GIVEN ENTRIES =>
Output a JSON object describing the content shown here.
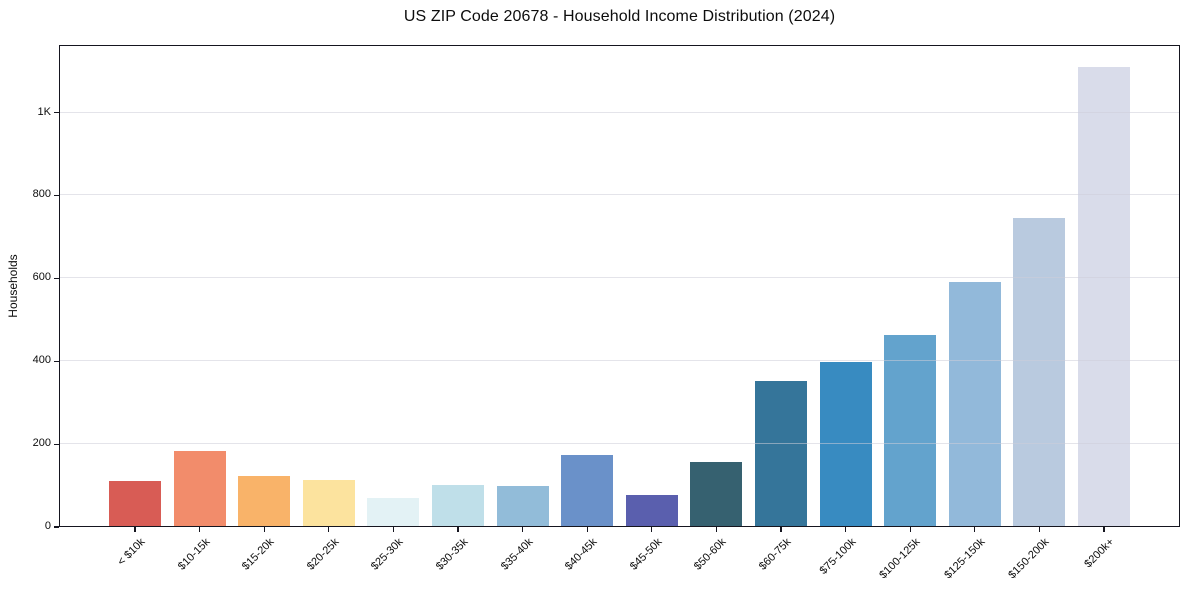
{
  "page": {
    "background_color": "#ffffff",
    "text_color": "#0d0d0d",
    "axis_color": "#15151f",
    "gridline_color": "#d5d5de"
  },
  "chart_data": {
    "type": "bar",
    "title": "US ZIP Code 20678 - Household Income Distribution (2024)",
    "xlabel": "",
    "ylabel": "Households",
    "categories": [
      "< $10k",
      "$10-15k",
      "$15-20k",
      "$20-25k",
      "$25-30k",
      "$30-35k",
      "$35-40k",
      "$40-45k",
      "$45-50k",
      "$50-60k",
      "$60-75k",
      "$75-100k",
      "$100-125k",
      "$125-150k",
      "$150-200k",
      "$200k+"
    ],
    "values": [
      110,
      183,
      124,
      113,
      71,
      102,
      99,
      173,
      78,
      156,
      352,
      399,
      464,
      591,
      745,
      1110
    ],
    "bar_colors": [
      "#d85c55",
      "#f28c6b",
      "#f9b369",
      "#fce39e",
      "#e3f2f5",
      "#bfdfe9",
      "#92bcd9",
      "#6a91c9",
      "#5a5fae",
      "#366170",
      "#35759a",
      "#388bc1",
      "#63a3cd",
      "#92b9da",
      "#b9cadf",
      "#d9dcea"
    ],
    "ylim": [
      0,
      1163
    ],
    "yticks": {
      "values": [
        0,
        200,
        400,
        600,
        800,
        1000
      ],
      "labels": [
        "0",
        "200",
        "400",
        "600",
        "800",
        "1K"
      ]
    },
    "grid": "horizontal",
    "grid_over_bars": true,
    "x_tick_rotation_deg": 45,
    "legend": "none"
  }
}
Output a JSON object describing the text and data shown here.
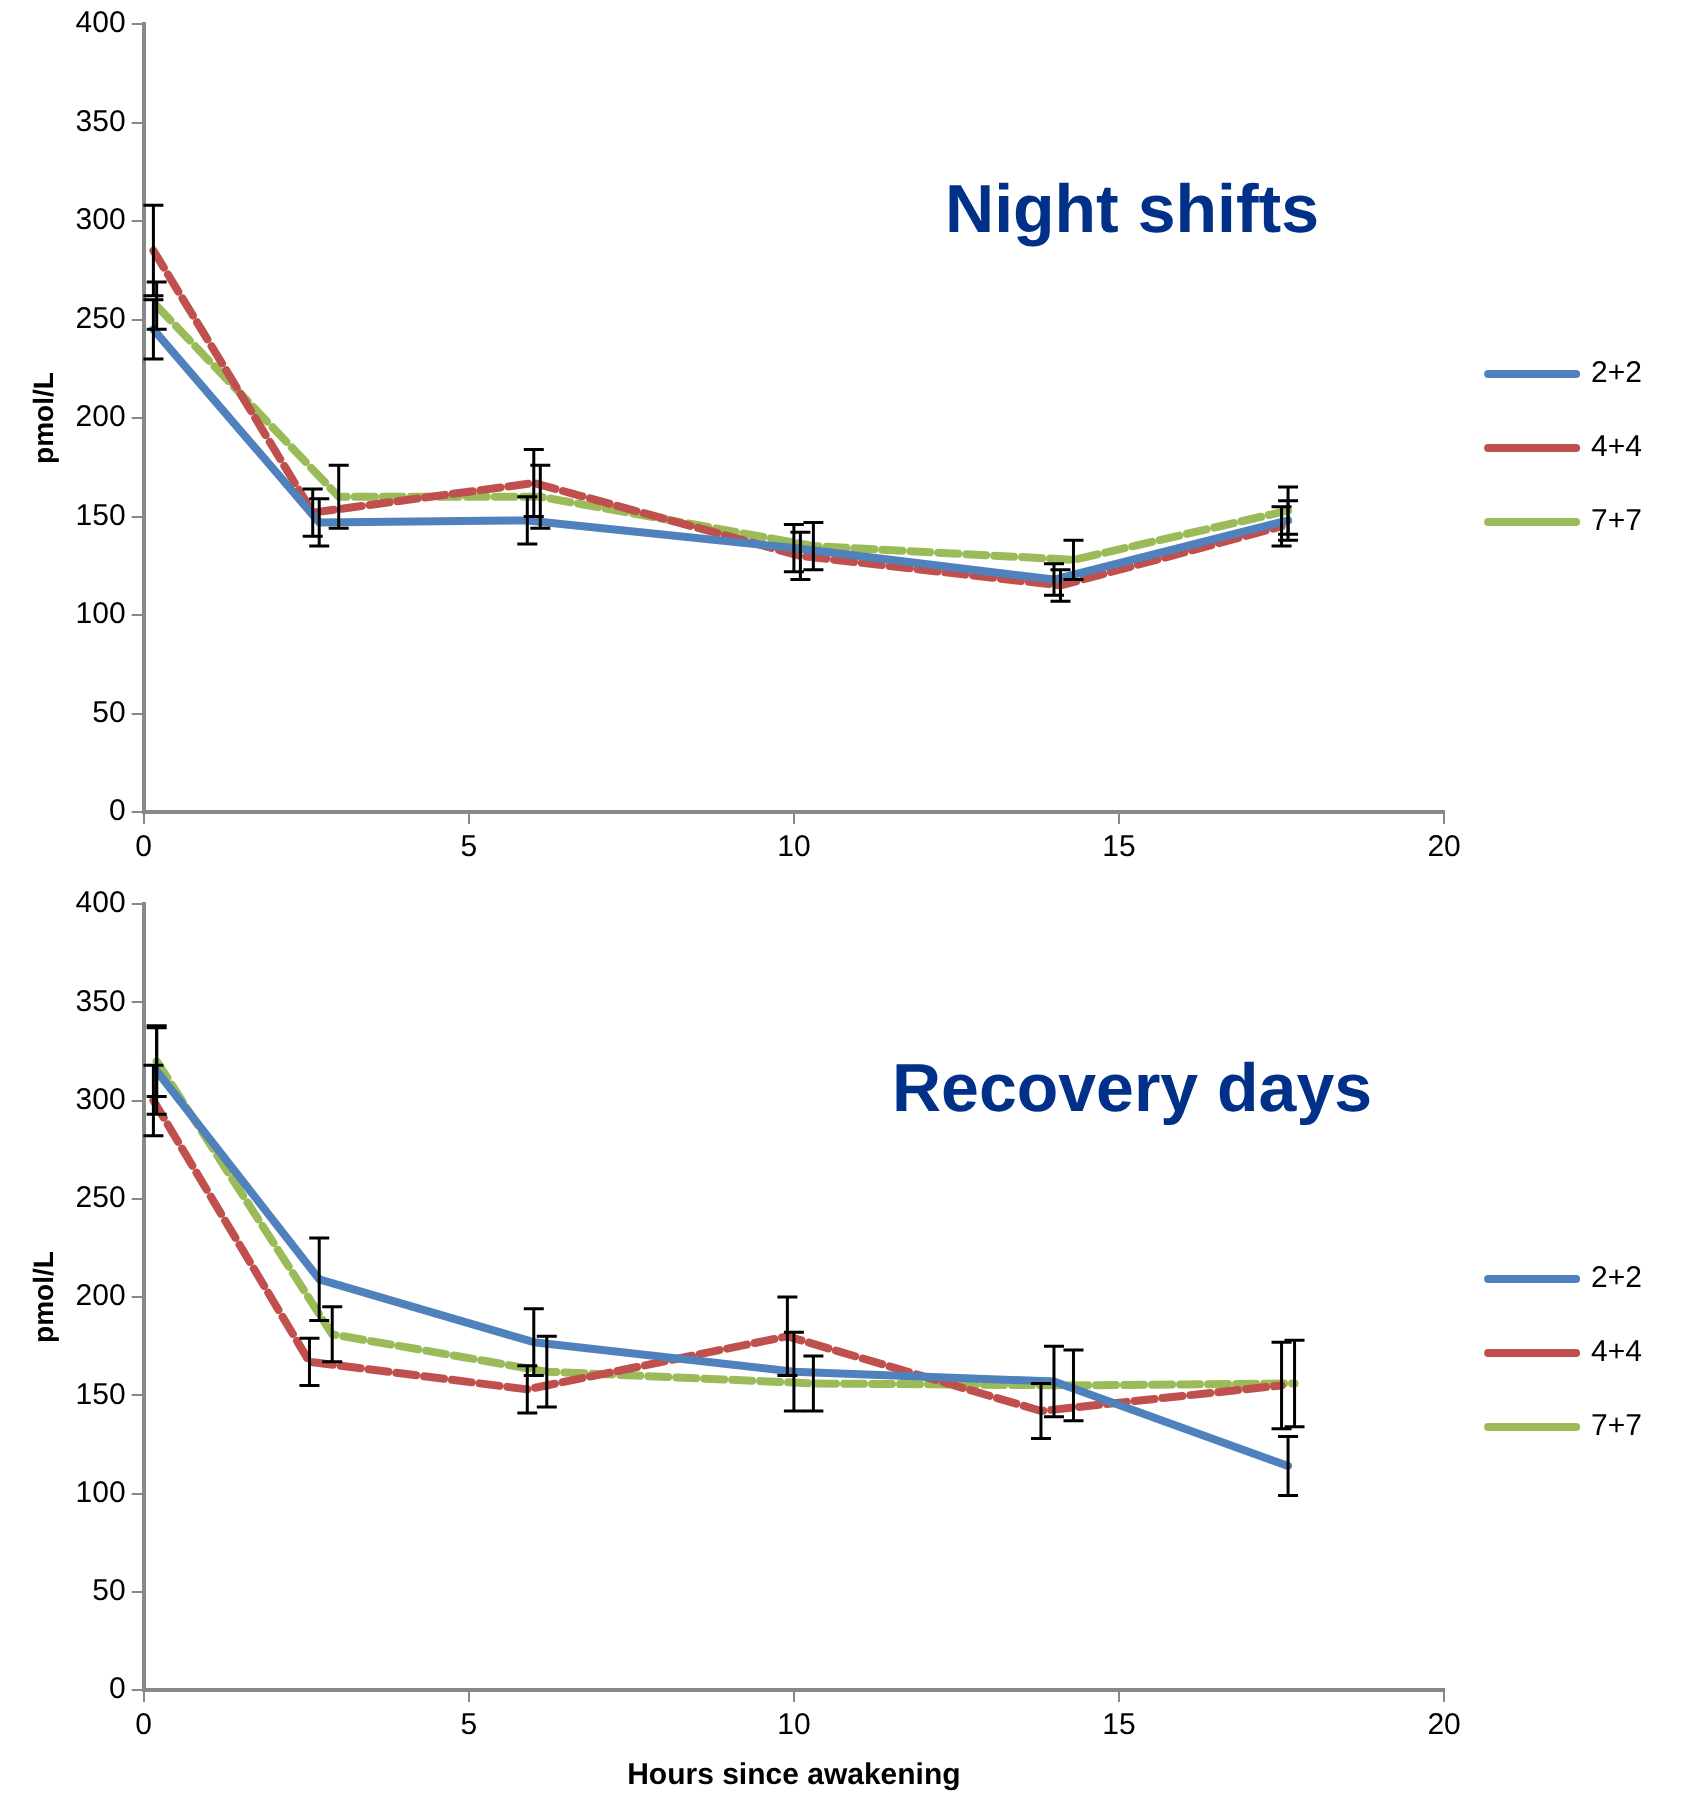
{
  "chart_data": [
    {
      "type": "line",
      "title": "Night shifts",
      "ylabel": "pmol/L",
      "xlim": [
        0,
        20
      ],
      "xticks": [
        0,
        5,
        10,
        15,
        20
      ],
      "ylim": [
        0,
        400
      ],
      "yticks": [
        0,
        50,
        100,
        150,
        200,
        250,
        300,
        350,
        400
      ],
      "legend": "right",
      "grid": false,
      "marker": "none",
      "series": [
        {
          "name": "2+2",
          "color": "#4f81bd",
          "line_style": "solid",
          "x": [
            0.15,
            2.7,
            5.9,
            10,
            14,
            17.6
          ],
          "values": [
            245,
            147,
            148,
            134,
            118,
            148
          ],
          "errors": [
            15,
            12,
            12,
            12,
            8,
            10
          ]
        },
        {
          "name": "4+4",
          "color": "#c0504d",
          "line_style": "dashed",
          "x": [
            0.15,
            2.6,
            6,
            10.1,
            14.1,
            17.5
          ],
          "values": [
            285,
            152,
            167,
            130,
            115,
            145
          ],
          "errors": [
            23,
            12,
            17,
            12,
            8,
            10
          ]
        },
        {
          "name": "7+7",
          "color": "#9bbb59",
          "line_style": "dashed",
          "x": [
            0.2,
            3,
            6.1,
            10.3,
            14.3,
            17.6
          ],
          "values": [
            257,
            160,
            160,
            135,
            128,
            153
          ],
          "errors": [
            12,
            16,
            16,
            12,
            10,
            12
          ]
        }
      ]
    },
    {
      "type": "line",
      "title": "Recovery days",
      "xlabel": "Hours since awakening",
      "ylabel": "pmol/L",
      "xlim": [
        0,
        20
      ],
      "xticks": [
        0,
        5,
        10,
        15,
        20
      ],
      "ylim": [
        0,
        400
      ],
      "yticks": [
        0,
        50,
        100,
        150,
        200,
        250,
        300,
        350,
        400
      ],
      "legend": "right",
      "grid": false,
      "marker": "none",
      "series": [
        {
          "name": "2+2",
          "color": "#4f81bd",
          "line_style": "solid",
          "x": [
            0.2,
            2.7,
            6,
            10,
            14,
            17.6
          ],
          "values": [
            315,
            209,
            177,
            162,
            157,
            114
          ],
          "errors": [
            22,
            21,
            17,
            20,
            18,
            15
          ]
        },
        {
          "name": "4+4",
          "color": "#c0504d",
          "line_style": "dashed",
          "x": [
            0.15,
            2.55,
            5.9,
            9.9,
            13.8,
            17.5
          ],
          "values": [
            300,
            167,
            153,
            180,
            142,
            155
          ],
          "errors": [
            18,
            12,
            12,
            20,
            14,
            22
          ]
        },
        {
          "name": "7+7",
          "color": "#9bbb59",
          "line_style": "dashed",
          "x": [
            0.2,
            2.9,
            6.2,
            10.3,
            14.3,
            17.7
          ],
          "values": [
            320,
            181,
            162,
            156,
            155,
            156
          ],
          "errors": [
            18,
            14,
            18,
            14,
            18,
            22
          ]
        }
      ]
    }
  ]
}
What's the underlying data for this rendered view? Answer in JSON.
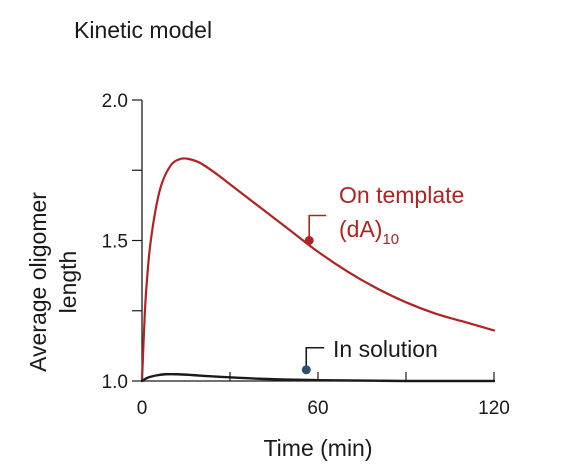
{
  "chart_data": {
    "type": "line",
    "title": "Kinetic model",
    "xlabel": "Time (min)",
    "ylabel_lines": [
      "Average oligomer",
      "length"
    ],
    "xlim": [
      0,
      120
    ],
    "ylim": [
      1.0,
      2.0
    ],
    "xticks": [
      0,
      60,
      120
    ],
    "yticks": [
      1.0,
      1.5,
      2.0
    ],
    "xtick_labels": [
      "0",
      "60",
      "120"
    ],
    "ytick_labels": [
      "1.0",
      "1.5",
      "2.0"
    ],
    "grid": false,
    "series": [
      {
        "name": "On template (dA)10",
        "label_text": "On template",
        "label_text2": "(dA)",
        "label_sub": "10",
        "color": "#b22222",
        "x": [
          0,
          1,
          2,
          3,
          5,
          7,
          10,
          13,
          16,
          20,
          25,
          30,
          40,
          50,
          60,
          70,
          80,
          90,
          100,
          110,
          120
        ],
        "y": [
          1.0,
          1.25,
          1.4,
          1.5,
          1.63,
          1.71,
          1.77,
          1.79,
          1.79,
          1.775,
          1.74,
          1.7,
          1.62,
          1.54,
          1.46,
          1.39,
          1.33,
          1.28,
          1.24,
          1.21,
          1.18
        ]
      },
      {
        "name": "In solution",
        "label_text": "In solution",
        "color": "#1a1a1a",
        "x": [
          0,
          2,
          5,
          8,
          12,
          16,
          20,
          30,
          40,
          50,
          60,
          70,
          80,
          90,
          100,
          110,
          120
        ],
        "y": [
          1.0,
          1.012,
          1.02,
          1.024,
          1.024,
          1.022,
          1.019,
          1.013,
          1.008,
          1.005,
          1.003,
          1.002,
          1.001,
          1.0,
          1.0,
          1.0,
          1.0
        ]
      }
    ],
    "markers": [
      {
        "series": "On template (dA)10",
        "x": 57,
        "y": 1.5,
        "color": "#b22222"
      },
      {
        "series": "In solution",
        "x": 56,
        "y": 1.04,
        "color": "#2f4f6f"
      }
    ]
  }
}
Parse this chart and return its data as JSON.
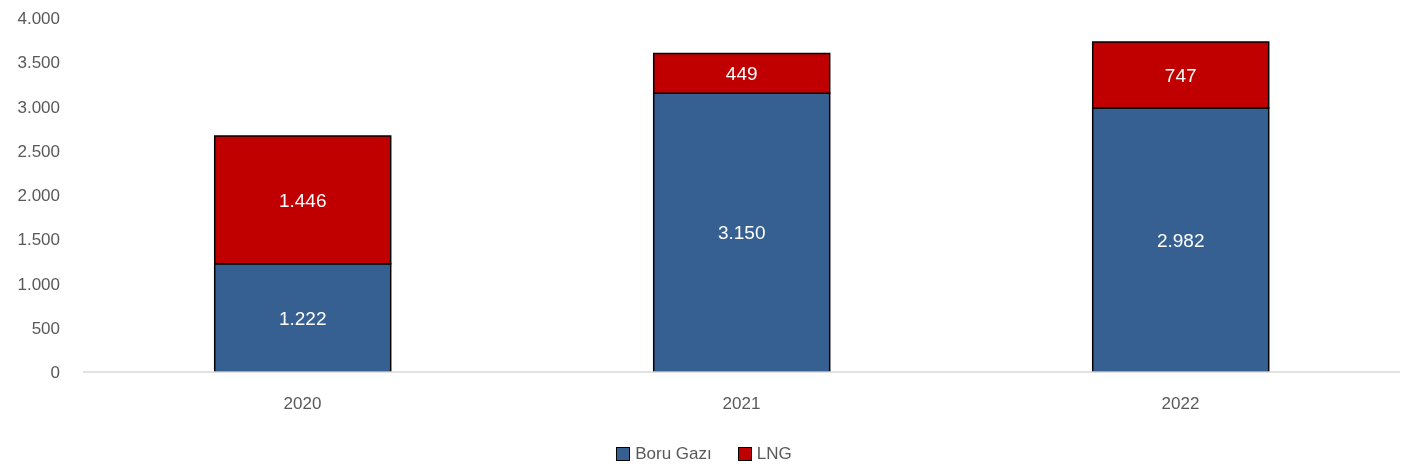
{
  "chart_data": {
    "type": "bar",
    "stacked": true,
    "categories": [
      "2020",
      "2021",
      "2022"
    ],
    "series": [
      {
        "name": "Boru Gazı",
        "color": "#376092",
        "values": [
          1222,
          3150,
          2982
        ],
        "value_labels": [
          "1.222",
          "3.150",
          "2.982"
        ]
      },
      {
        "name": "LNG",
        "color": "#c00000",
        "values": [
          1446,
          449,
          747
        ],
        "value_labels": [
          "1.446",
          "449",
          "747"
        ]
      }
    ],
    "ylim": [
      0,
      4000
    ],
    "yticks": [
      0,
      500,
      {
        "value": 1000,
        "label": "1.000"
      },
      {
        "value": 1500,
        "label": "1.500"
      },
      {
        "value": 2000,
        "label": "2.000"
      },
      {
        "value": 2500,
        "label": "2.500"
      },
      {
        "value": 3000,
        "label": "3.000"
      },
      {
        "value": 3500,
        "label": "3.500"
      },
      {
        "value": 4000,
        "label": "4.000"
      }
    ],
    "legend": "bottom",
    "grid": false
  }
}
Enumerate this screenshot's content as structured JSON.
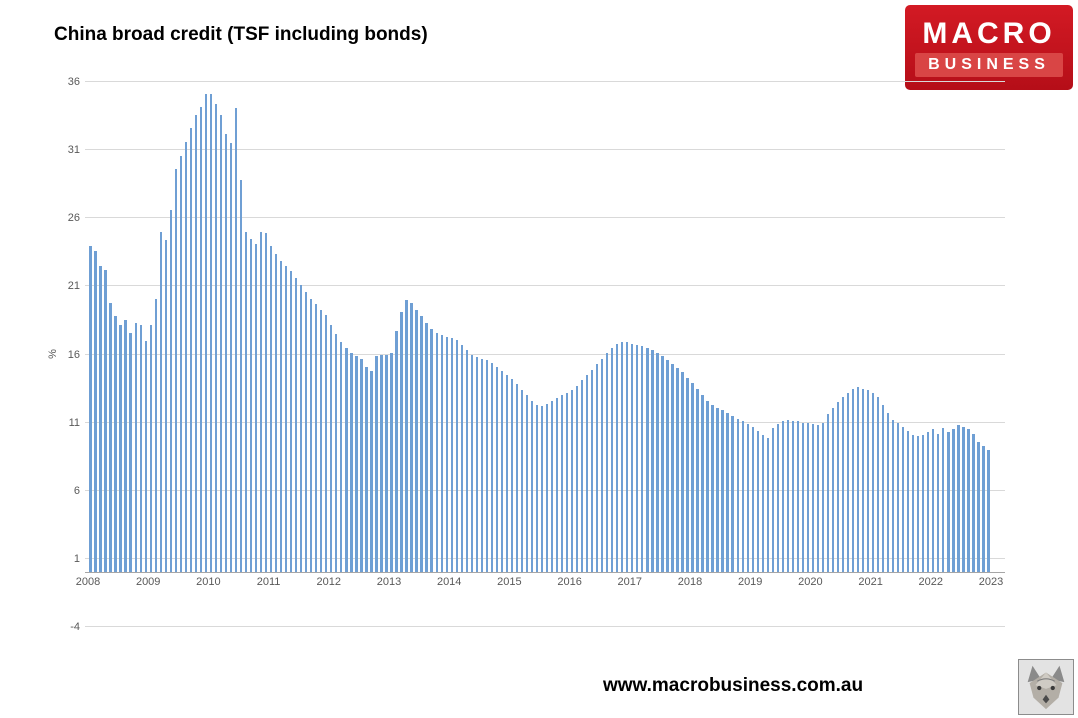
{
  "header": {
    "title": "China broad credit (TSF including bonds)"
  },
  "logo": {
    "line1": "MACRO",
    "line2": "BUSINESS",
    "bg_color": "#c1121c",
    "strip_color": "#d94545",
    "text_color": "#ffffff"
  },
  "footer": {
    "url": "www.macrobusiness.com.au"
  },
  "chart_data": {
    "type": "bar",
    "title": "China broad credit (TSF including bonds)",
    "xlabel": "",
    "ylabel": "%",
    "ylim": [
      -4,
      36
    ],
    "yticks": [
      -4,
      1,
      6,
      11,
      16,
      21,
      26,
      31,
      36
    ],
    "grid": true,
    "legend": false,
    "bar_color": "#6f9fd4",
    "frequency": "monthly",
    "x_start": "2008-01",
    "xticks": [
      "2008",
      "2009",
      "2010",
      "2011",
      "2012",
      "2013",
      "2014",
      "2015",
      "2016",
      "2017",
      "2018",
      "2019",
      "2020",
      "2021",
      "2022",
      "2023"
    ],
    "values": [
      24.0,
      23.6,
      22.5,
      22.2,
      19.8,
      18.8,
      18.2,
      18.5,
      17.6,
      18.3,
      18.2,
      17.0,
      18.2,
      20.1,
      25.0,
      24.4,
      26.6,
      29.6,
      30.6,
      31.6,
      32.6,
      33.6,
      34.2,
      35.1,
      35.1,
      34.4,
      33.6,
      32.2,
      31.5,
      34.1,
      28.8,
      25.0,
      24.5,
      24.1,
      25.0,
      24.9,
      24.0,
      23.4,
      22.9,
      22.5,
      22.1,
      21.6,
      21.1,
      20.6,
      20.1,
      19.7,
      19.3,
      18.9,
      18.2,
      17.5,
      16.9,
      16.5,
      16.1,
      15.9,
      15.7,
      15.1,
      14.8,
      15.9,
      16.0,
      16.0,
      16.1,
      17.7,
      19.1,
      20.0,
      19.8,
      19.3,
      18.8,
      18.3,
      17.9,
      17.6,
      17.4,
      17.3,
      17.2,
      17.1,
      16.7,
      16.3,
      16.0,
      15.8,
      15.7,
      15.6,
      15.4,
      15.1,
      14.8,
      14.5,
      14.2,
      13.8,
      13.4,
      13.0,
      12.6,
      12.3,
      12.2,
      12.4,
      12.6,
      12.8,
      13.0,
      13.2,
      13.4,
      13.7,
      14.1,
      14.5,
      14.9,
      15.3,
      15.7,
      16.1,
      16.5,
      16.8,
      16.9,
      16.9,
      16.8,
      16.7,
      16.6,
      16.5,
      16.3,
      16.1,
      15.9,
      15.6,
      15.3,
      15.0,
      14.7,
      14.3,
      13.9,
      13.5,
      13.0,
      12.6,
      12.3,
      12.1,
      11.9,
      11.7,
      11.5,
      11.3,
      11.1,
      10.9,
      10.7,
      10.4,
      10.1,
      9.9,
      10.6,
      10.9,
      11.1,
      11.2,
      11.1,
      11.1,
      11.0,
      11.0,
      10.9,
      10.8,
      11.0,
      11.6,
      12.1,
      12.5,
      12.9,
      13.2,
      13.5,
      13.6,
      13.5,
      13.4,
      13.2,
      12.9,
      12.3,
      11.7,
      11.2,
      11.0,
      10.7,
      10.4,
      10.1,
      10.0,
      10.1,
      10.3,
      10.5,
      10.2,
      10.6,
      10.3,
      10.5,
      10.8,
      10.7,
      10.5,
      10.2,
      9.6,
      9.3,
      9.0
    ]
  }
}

WHAT NEEDS TO BE DONE => Tell how many lines contain the word "broad", using only the number.

WRITTEN REPLY => 2